## Written request:
Pictures stay out of the copy; set down each line of the listing below exactly.

Figure data in JSON
________________________

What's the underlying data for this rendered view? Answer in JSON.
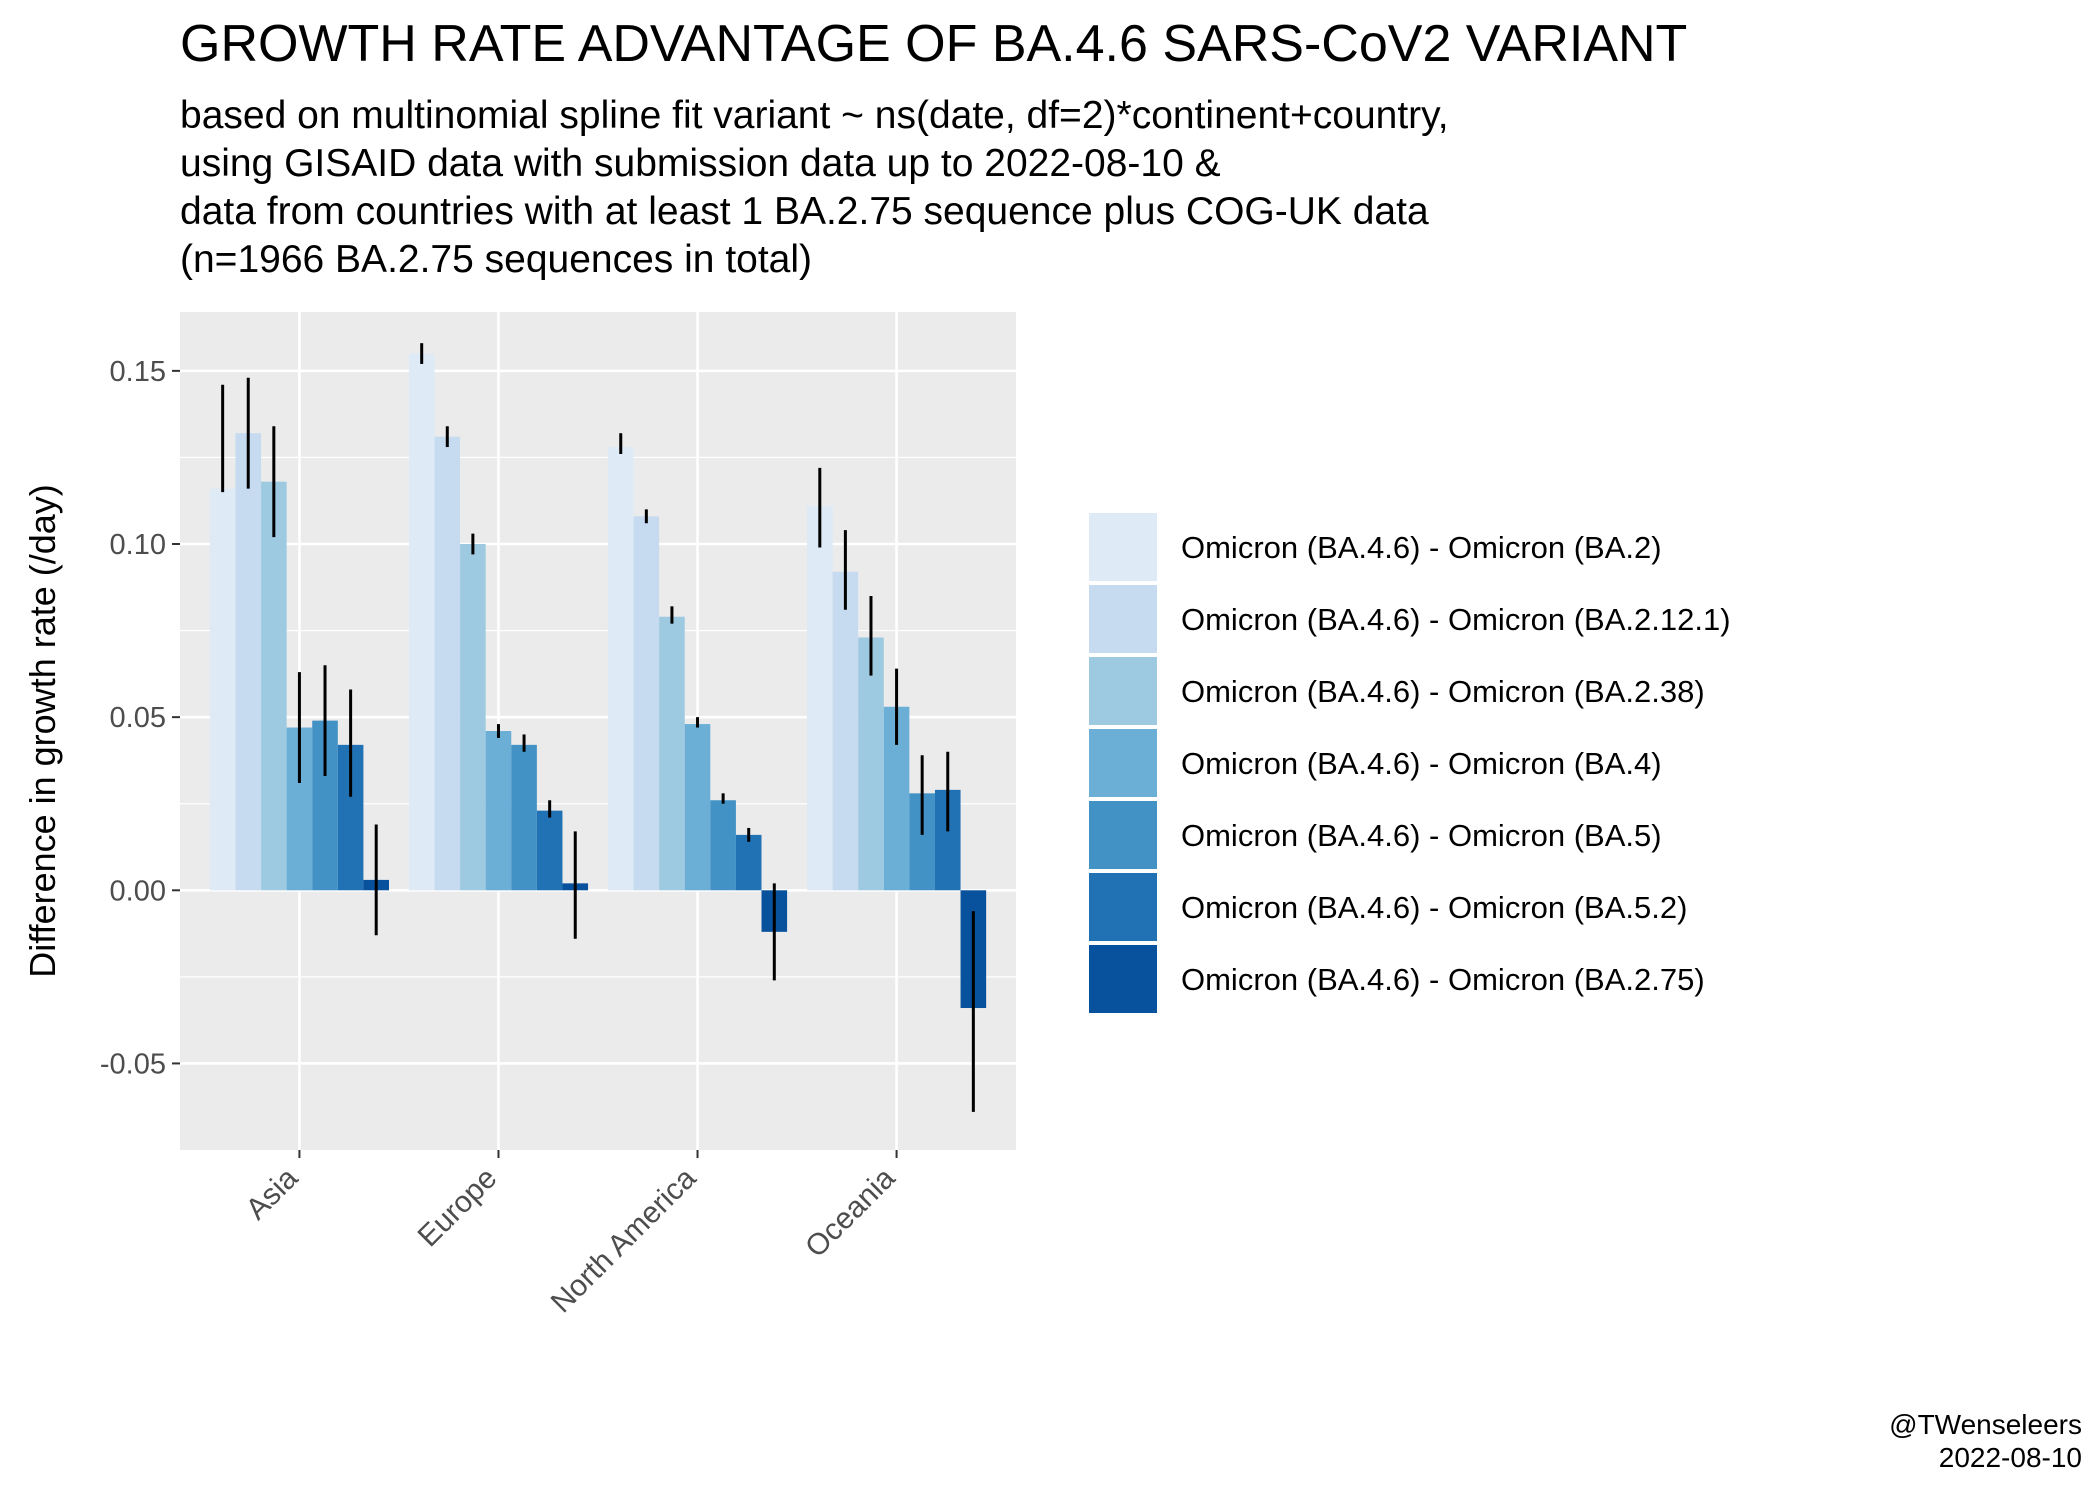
{
  "title": "GROWTH RATE ADVANTAGE OF BA.4.6 SARS-CoV2 VARIANT",
  "subtitle": [
    "based on multinomial spline fit variant ~ ns(date, df=2)*continent+country,",
    "using GISAID data with submission data up to 2022-08-10 &",
    "data from countries with at least 1 BA.2.75 sequence plus COG-UK data",
    "(n=1966 BA.2.75 sequences in total)"
  ],
  "credit": {
    "author": "@TWenseleers",
    "date": "2022-08-10"
  },
  "chart_data": {
    "type": "bar",
    "title": "GROWTH RATE ADVANTAGE OF BA.4.6 SARS-CoV2 VARIANT",
    "xlabel": "",
    "ylabel": "Difference in growth rate (/day)",
    "ylim": [
      -0.075,
      0.167
    ],
    "yticks": [
      -0.05,
      0.0,
      0.05,
      0.1,
      0.15
    ],
    "ytick_labels": [
      "-0.05",
      "0.00",
      "0.05",
      "0.10",
      "0.15"
    ],
    "categories": [
      "Asia",
      "Europe",
      "North America",
      "Oceania"
    ],
    "grid": true,
    "legend_position": "right",
    "error_bars": true,
    "series": [
      {
        "name": "Omicron (BA.4.6) - Omicron (BA.2)",
        "color": "#deebf7",
        "values": [
          0.116,
          0.155,
          0.128,
          0.111
        ],
        "lower": [
          0.115,
          0.152,
          0.126,
          0.099
        ],
        "upper": [
          0.146,
          0.158,
          0.132,
          0.122
        ]
      },
      {
        "name": "Omicron (BA.4.6) - Omicron (BA.2.12.1)",
        "color": "#c6dbef",
        "values": [
          0.132,
          0.131,
          0.108,
          0.092
        ],
        "lower": [
          0.116,
          0.128,
          0.106,
          0.081
        ],
        "upper": [
          0.148,
          0.134,
          0.11,
          0.104
        ]
      },
      {
        "name": "Omicron (BA.4.6) - Omicron (BA.2.38)",
        "color": "#9ecae1",
        "values": [
          0.118,
          0.1,
          0.079,
          0.073
        ],
        "lower": [
          0.102,
          0.097,
          0.077,
          0.062
        ],
        "upper": [
          0.134,
          0.103,
          0.082,
          0.085
        ]
      },
      {
        "name": "Omicron (BA.4.6) - Omicron (BA.4)",
        "color": "#6baed6",
        "values": [
          0.047,
          0.046,
          0.048,
          0.053
        ],
        "lower": [
          0.031,
          0.044,
          0.047,
          0.042
        ],
        "upper": [
          0.063,
          0.048,
          0.05,
          0.064
        ]
      },
      {
        "name": "Omicron (BA.4.6) - Omicron (BA.5)",
        "color": "#4292c6",
        "values": [
          0.049,
          0.042,
          0.026,
          0.028
        ],
        "lower": [
          0.033,
          0.04,
          0.025,
          0.016
        ],
        "upper": [
          0.065,
          0.045,
          0.028,
          0.039
        ]
      },
      {
        "name": "Omicron (BA.4.6) - Omicron (BA.5.2)",
        "color": "#2171b5",
        "values": [
          0.042,
          0.023,
          0.016,
          0.029
        ],
        "lower": [
          0.027,
          0.021,
          0.014,
          0.017
        ],
        "upper": [
          0.058,
          0.026,
          0.018,
          0.04
        ]
      },
      {
        "name": "Omicron (BA.4.6) - Omicron (BA.2.75)",
        "color": "#08519c",
        "values": [
          0.003,
          0.002,
          -0.012,
          -0.034
        ],
        "lower": [
          -0.013,
          -0.014,
          -0.026,
          -0.064
        ],
        "upper": [
          0.019,
          0.017,
          0.002,
          -0.006
        ]
      }
    ]
  }
}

________________________

## Solution to this problem:
What's the underlying data for this rendered view? Answer in JSON.
{
  "title": "GROWTH RATE ADVANTAGE OF BA.4.6 SARS-CoV2 VARIANT",
  "subtitle": [
    "based on multinomial spline fit variant ~ ns(date, df=2)*continent+country,",
    "using GISAID data with submission data up to 2022-08-10 &",
    "data from countries with at least 1 BA.2.75 sequence plus COG-UK data",
    "(n=1966 BA.2.75 sequences in total)"
  ],
  "credit": {
    "author": "@TWenseleers",
    "date": "2022-08-10"
  },
  "chart_data": {
    "type": "bar",
    "title": "GROWTH RATE ADVANTAGE OF BA.4.6 SARS-CoV2 VARIANT",
    "xlabel": "",
    "ylabel": "Difference in growth rate (/day)",
    "ylim": [
      -0.075,
      0.167
    ],
    "yticks": [
      -0.05,
      0.0,
      0.05,
      0.1,
      0.15
    ],
    "ytick_labels": [
      "-0.05",
      "0.00",
      "0.05",
      "0.10",
      "0.15"
    ],
    "categories": [
      "Asia",
      "Europe",
      "North America",
      "Oceania"
    ],
    "grid": true,
    "legend_position": "right",
    "error_bars": true,
    "series": [
      {
        "name": "Omicron (BA.4.6) - Omicron (BA.2)",
        "color": "#deebf7",
        "values": [
          0.116,
          0.155,
          0.128,
          0.111
        ],
        "lower": [
          0.115,
          0.152,
          0.126,
          0.099
        ],
        "upper": [
          0.146,
          0.158,
          0.132,
          0.122
        ]
      },
      {
        "name": "Omicron (BA.4.6) - Omicron (BA.2.12.1)",
        "color": "#c6dbef",
        "values": [
          0.132,
          0.131,
          0.108,
          0.092
        ],
        "lower": [
          0.116,
          0.128,
          0.106,
          0.081
        ],
        "upper": [
          0.148,
          0.134,
          0.11,
          0.104
        ]
      },
      {
        "name": "Omicron (BA.4.6) - Omicron (BA.2.38)",
        "color": "#9ecae1",
        "values": [
          0.118,
          0.1,
          0.079,
          0.073
        ],
        "lower": [
          0.102,
          0.097,
          0.077,
          0.062
        ],
        "upper": [
          0.134,
          0.103,
          0.082,
          0.085
        ]
      },
      {
        "name": "Omicron (BA.4.6) - Omicron (BA.4)",
        "color": "#6baed6",
        "values": [
          0.047,
          0.046,
          0.048,
          0.053
        ],
        "lower": [
          0.031,
          0.044,
          0.047,
          0.042
        ],
        "upper": [
          0.063,
          0.048,
          0.05,
          0.064
        ]
      },
      {
        "name": "Omicron (BA.4.6) - Omicron (BA.5)",
        "color": "#4292c6",
        "values": [
          0.049,
          0.042,
          0.026,
          0.028
        ],
        "lower": [
          0.033,
          0.04,
          0.025,
          0.016
        ],
        "upper": [
          0.065,
          0.045,
          0.028,
          0.039
        ]
      },
      {
        "name": "Omicron (BA.4.6) - Omicron (BA.5.2)",
        "color": "#2171b5",
        "values": [
          0.042,
          0.023,
          0.016,
          0.029
        ],
        "lower": [
          0.027,
          0.021,
          0.014,
          0.017
        ],
        "upper": [
          0.058,
          0.026,
          0.018,
          0.04
        ]
      },
      {
        "name": "Omicron (BA.4.6) - Omicron (BA.2.75)",
        "color": "#08519c",
        "values": [
          0.003,
          0.002,
          -0.012,
          -0.034
        ],
        "lower": [
          -0.013,
          -0.014,
          -0.026,
          -0.064
        ],
        "upper": [
          0.019,
          0.017,
          0.002,
          -0.006
        ]
      }
    ]
  }
}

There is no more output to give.